* _What to produce_
Answer with a single number, the count of lines holding the word "Энтузиастов".

Recorded data:
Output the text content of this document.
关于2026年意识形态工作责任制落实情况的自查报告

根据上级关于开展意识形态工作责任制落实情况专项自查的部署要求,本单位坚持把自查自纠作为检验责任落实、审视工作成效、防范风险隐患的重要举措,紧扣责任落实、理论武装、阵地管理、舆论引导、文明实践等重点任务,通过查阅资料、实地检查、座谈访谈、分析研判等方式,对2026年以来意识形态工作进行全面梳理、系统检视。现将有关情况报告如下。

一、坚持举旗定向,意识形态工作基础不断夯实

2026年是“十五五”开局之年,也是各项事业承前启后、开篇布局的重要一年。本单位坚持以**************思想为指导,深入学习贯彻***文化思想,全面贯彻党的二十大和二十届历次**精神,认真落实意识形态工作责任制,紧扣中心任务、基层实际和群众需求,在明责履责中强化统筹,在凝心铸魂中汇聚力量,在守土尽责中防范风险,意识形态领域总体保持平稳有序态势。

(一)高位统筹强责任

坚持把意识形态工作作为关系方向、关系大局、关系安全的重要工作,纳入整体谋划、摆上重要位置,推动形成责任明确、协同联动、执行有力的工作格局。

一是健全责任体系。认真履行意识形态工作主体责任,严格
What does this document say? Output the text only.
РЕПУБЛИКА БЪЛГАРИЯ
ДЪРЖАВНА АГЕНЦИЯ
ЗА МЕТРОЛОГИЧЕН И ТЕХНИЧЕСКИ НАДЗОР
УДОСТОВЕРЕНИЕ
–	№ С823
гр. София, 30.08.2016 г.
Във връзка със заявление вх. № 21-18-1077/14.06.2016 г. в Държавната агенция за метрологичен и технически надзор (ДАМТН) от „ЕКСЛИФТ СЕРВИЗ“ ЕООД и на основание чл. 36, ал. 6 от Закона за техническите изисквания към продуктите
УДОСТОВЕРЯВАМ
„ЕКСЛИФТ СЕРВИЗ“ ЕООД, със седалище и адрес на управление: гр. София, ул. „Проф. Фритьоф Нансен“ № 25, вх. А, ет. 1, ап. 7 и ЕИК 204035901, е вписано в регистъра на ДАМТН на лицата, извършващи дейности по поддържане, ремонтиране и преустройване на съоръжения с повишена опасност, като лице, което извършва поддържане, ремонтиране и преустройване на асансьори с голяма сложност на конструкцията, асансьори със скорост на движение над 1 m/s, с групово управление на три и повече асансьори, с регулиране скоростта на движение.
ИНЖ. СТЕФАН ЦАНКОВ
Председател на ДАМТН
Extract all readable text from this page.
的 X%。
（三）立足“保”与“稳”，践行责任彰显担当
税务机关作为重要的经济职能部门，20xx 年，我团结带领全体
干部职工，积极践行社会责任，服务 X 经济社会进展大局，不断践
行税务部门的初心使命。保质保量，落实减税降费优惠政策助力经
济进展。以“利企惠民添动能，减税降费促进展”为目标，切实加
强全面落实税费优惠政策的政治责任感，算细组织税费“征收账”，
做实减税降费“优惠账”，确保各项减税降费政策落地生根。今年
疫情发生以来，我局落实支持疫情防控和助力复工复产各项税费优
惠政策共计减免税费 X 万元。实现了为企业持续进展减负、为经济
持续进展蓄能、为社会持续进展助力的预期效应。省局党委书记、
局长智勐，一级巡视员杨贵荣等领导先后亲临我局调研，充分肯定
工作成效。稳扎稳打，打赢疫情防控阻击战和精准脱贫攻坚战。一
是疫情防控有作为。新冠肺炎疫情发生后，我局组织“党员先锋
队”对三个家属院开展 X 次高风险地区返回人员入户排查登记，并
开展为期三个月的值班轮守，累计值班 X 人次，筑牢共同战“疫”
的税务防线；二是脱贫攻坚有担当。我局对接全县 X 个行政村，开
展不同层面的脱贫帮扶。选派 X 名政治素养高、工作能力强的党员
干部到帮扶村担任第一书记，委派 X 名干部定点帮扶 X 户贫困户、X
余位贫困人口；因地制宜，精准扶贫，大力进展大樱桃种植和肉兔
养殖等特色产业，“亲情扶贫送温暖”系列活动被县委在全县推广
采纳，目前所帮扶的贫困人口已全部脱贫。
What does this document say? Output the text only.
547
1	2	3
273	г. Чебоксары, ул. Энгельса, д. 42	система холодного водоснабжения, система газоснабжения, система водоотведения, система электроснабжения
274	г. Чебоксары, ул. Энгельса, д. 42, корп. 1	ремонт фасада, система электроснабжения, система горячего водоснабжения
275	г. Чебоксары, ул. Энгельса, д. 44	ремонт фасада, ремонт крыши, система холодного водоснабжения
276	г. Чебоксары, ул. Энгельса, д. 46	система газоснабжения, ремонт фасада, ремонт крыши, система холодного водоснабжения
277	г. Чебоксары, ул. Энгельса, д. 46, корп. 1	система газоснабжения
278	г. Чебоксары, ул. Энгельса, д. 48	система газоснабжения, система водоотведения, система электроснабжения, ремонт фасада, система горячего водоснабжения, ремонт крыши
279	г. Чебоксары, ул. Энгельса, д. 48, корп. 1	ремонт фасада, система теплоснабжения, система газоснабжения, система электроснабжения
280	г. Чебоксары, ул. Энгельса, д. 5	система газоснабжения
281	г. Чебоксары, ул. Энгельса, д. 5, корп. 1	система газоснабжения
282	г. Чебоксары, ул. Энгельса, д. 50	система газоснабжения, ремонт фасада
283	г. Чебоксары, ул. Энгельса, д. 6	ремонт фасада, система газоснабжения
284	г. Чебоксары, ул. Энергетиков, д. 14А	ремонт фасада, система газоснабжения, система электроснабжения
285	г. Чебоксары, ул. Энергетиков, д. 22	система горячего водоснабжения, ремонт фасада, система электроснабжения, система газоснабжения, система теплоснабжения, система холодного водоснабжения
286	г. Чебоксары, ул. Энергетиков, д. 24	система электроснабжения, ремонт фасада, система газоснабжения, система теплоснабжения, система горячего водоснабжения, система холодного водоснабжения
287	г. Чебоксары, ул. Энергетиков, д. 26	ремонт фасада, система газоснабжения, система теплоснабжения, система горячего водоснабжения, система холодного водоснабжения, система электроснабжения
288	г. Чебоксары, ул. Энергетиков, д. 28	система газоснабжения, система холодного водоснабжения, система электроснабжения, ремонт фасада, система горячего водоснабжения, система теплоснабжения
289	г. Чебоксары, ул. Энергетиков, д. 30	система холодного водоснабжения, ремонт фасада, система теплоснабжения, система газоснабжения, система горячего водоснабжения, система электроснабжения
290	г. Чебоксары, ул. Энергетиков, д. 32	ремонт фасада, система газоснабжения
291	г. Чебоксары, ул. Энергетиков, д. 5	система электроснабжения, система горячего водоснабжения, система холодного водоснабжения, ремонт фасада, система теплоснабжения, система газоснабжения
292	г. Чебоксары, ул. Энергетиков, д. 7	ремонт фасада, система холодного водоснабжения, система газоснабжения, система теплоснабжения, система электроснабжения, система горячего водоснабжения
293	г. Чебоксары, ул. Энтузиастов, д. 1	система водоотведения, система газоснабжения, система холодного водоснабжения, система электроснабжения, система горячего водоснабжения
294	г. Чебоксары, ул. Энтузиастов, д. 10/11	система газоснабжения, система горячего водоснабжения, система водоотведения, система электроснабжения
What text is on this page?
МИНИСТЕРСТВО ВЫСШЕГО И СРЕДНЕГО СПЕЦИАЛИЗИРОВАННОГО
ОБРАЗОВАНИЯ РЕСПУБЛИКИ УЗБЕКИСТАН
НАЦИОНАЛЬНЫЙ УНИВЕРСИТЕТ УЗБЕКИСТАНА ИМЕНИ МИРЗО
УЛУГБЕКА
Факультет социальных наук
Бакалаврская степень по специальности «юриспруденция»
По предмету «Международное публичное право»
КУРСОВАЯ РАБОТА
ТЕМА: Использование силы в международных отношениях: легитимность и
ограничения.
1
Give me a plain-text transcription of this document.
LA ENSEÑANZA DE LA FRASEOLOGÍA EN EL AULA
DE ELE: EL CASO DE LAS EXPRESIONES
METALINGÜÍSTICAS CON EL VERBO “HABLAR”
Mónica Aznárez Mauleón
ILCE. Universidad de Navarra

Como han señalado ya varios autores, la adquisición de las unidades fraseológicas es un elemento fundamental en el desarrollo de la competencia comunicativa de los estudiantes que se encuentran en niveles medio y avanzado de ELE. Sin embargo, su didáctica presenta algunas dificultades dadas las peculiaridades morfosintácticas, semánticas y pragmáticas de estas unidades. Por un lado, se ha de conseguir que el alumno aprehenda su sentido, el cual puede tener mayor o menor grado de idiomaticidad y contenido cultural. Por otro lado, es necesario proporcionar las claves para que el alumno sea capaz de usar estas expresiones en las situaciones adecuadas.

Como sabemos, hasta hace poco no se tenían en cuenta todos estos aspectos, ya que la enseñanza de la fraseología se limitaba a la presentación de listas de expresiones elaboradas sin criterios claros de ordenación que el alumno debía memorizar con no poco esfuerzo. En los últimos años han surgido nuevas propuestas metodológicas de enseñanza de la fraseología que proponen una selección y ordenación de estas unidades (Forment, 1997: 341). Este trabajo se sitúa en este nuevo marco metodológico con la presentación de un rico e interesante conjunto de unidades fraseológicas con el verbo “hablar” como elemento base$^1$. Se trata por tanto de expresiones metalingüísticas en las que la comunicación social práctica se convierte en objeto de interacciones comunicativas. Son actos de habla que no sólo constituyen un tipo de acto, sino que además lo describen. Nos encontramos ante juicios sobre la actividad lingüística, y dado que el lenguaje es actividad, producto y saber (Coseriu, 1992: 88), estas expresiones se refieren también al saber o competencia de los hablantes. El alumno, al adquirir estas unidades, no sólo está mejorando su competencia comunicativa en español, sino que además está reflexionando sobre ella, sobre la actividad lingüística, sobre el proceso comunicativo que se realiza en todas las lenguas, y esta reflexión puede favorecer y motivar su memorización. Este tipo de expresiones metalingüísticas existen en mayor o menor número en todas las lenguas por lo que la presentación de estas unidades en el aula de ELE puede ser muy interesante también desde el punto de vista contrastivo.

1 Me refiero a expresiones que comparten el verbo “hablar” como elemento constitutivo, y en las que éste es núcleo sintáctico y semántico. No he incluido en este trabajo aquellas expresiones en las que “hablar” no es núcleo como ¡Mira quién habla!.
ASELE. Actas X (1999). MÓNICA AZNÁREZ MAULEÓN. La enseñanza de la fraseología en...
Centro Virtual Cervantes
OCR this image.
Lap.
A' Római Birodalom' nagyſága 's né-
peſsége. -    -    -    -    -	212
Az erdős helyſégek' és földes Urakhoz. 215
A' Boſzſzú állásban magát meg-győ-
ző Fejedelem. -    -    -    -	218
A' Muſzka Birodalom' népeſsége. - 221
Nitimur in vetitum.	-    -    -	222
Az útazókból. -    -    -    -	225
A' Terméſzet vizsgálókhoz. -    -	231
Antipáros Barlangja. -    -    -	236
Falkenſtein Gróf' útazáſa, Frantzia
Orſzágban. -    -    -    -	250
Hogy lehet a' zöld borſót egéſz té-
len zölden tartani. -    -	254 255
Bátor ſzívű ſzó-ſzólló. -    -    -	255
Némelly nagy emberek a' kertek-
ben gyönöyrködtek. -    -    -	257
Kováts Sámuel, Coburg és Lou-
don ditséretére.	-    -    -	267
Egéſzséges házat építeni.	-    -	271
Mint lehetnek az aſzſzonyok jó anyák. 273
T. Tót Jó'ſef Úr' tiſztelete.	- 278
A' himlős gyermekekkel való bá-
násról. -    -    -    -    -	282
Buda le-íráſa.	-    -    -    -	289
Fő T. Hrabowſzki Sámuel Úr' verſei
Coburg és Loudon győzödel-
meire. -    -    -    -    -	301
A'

* _Solution for this exercise_
2